— Exercise input —
+-------+

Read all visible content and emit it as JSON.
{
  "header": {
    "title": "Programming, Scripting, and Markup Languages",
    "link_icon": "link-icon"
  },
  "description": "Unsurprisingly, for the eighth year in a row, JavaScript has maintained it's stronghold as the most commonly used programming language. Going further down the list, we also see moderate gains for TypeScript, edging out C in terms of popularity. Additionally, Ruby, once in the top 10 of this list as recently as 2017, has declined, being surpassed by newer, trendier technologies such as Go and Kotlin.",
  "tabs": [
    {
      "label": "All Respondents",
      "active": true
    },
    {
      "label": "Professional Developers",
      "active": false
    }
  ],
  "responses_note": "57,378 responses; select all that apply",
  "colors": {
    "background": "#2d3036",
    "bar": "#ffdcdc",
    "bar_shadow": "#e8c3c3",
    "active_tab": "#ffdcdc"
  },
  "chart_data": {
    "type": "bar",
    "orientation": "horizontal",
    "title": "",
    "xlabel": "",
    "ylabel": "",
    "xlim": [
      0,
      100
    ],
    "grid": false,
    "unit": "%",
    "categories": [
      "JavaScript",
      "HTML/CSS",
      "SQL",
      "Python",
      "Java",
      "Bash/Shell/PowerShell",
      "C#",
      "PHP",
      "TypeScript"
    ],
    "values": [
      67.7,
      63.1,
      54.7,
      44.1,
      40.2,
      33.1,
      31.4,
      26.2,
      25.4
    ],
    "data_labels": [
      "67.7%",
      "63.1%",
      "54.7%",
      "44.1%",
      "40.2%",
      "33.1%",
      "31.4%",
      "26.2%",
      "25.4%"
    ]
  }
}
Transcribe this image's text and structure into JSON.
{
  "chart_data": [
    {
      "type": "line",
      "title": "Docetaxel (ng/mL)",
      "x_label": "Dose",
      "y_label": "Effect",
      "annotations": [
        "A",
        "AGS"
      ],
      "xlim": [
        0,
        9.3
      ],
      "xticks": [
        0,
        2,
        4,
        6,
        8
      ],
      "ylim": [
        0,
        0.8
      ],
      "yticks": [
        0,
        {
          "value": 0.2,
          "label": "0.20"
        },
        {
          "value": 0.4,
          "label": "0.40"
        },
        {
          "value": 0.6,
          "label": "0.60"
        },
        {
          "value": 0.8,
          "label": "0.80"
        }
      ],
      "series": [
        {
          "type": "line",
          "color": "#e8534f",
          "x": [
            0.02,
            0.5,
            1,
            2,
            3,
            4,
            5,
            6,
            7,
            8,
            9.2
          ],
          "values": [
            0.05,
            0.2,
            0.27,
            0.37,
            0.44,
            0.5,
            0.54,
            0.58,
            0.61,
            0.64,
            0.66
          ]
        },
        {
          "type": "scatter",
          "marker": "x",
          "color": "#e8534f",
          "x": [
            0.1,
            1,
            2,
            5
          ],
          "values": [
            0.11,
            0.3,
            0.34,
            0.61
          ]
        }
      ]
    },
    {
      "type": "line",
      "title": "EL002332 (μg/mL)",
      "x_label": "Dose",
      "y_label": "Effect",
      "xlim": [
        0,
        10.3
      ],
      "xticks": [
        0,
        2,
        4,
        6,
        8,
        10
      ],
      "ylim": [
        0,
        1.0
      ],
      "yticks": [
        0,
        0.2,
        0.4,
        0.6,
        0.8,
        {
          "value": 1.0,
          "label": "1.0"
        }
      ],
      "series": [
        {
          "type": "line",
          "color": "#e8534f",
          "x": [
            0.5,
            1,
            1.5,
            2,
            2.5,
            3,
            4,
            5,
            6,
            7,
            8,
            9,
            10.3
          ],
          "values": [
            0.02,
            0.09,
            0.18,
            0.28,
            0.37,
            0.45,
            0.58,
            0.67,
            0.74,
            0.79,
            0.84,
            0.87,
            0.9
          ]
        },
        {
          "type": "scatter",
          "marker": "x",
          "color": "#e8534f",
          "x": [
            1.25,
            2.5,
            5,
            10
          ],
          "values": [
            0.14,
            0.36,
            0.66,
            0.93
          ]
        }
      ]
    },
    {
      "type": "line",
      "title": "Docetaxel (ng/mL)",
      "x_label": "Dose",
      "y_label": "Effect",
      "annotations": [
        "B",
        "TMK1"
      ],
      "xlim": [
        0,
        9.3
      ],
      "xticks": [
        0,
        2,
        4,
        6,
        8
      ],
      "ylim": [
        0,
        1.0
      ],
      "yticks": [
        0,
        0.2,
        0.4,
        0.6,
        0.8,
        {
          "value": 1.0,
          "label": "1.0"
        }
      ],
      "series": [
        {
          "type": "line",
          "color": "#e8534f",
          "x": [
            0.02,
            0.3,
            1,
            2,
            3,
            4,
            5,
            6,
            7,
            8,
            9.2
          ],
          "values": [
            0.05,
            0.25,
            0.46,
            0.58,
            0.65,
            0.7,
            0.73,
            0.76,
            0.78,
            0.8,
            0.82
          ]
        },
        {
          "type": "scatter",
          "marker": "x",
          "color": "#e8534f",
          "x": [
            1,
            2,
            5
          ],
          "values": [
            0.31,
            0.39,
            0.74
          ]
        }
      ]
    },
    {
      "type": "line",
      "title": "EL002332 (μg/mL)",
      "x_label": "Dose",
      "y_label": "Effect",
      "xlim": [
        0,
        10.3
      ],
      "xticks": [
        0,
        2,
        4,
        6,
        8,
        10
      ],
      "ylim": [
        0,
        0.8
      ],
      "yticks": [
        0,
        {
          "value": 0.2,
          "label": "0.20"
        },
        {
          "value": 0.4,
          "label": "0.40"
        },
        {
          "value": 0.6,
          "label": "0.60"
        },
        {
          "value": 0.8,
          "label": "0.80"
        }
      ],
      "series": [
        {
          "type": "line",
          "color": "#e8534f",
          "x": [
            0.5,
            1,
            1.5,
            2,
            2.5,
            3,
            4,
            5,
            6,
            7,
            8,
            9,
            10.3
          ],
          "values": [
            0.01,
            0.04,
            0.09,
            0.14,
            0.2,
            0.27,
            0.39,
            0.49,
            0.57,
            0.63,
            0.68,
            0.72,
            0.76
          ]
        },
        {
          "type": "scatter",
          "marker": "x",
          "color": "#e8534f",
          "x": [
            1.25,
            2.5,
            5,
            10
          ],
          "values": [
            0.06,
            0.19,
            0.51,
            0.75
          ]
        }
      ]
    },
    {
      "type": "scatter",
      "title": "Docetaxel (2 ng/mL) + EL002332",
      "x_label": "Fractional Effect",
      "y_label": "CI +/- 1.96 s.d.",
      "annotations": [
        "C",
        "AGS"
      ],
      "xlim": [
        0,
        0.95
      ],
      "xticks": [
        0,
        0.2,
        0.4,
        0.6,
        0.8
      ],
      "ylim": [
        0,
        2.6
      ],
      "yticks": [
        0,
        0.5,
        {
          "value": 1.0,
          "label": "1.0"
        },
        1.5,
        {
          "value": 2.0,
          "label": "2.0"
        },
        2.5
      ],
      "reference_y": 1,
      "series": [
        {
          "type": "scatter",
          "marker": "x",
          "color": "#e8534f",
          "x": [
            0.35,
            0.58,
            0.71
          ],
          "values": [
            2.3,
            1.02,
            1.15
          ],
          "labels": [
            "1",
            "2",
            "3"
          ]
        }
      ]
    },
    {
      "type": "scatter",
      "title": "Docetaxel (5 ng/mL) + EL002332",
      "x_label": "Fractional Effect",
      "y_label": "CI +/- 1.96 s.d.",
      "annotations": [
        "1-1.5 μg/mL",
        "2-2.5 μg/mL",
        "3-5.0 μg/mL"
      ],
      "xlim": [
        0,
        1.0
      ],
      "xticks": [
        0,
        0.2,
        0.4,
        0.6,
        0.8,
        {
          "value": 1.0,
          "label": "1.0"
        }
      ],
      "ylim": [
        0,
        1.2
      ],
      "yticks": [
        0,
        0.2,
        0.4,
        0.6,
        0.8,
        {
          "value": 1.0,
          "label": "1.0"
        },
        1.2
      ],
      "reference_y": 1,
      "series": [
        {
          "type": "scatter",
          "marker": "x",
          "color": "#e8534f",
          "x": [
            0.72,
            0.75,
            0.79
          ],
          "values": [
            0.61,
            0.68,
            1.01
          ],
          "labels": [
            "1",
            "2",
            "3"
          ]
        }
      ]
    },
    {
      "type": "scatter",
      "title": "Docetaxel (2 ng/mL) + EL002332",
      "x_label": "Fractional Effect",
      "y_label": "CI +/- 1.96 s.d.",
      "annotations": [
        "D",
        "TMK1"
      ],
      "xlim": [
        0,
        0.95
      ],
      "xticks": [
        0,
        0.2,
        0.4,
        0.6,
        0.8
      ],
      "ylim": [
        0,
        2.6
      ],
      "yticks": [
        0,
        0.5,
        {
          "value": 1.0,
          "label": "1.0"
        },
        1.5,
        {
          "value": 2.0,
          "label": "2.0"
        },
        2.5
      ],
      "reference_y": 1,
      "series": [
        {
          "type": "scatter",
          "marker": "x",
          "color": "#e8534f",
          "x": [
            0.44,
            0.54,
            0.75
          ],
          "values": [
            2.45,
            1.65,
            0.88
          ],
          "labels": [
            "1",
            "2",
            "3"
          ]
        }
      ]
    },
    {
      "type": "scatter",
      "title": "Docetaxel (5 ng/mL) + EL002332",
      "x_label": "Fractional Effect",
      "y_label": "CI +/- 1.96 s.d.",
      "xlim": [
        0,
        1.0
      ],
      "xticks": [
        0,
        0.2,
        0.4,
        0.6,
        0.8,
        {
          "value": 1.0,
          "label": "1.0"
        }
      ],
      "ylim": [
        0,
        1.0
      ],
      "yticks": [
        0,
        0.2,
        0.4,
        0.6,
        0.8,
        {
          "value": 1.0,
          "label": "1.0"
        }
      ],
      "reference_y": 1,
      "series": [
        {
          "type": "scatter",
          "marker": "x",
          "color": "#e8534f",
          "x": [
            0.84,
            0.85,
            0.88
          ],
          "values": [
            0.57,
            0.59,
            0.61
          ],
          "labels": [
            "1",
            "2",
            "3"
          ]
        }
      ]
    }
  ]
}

+-------+

— Exercise prompt —
Where a line of the data holds "JavaScript", show that line.

— Solution for this task —
  "description": "Unsurprisingly, for the eighth year in a row, JavaScript has maintained it's stronghold as the most commonly used programming language. Going further down the list, we also see moderate gains for TypeScript, edging out C in terms of popularity. Additionally, Ruby, once in the top 10 of this list as recently as 2017, has declined, being surpassed by newer, trendier technologies such as Go and Kotlin.",
      "JavaScript",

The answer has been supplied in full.